» **KETENTUAN TUGAS**
(a) Menurut teks tentang pidato Bambang Soesatyo di Rakernas LDII 2023, siapa saja yang mengisi utusan golongan pada era Orde Baru?
(b) Lanjutkan teks tentang pidato Bambang Soesatyo di Rakernas LDII 2023, mulai setelah kalimat terakhirnya.

» **KUTIPAN SUMBER**
=======

Jakarta (7/110). Ketua MPR RI Bambang Soesatyo berbicara tentang sistem demokrasi di Indonesia, dalam Rakernas LDII 2023 di Grand Ballroom Minhaajurrosyidin, Jakarta, pada Selasa (7/11). Menurutnya, dahulu sebelum amandemen, Undang-Undang Dasar (UUD) 1945 mengamanatkan pemerintahan Indonesia dijalankan oleh wakil rakyat hingga utusan golongan.
Ia menjelaskan utusan golongan merupakan perwakilan masyarakat Indonesia yang menjadi anggota MPR. Pada era Orde Baru (Orba), utusan golongan diisi oleh perwakilan dari berbagai profesi seperti ulama, cendekiawan, buruh, guru, petani, nelayan dan lain-lain.

=======

» **MATERI HASIL EKSTRAKSI**
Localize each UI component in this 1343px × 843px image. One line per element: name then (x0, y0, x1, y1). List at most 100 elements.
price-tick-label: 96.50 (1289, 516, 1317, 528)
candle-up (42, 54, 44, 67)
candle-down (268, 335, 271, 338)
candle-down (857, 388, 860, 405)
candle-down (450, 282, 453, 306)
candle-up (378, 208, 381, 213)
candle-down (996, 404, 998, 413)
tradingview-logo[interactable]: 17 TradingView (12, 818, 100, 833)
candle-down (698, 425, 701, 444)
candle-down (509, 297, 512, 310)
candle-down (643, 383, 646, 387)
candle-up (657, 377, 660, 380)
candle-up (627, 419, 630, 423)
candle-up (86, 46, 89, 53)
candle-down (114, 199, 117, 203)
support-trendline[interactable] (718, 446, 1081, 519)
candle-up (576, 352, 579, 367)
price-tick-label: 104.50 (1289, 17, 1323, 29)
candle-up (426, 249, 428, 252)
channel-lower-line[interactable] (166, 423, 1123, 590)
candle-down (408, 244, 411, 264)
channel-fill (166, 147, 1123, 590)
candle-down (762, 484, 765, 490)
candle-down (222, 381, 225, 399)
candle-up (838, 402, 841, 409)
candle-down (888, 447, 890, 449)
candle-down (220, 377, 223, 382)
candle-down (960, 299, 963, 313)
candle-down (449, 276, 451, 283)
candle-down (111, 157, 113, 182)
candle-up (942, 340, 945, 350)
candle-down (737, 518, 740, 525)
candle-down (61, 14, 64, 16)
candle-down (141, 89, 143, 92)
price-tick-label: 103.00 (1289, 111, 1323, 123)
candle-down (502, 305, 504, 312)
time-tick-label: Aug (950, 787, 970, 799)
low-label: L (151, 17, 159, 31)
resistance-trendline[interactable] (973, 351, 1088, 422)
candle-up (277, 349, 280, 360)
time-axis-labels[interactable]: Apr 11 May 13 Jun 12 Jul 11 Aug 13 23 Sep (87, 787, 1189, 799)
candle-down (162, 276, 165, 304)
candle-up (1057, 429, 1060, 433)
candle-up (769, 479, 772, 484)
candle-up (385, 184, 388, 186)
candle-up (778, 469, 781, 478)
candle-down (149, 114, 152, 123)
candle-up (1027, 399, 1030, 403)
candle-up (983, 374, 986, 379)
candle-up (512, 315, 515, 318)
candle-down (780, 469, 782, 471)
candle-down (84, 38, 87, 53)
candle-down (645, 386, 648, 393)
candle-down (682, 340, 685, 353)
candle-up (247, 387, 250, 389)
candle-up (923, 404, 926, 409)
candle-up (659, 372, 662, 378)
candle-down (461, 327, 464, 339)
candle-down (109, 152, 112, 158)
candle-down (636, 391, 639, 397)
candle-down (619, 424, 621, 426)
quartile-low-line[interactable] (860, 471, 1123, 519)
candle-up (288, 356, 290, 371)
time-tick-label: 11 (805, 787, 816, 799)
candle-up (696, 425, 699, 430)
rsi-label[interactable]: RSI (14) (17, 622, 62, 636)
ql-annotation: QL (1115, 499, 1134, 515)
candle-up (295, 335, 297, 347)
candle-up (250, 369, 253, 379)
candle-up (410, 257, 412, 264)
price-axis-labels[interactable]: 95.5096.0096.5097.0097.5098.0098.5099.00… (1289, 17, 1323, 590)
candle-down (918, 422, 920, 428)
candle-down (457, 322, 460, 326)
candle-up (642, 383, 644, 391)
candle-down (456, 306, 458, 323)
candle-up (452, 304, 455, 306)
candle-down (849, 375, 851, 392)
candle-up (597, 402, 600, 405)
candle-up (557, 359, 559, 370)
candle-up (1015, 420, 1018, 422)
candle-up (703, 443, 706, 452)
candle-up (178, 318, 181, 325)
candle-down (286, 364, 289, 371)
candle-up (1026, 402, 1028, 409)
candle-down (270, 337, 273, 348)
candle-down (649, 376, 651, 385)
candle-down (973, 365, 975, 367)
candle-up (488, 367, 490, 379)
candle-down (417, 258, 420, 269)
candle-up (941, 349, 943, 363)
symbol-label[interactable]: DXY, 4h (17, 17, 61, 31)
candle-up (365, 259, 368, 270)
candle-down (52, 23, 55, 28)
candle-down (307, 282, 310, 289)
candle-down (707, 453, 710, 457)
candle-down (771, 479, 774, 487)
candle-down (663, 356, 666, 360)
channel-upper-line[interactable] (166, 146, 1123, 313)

=======

» **JAWABAN TUGAS**
(a) Utusan golongan diisi oleh perwakilan dari berbagai profesi, seperti ulama, cendekiawan, buruh, guru, petani, nelayan, dan lain-lain.

(b)
“Pascareformasi, kita sudah kehilangan satu unsur dalam sistem politik, yakni utusan golongan. Sehingga ketika bicara kepentingan ulama, kepentingan cendekiawan, harus kalah dengan kepentingan partai politik,” ungkapnya.
Ia melanjutkan, utusan golongan di MPR dihapuskan saat amendemen UUD 1945 pada 1999. Susunan keanggotaan MPR kemudian hanya berasal dari perwakilan politik dan daerah. Dengan keanggotaan MPR hanya berasal dari dua kelompok itu, menurutnya, tak semua kelompok masyarakat bisa terwakili.
Untuk itu, pria yang akrab disapa Bamsoet itu menginginkan sistem demokrasi di Indonesia dapat dikaji kembali. Hal tersebut bertujuan untuk mengakomodasi dan melibatkan seluruh elemen masyarakat untuk turut berpartisiapasi mengabdi pada negeri lewat kursi legislatif.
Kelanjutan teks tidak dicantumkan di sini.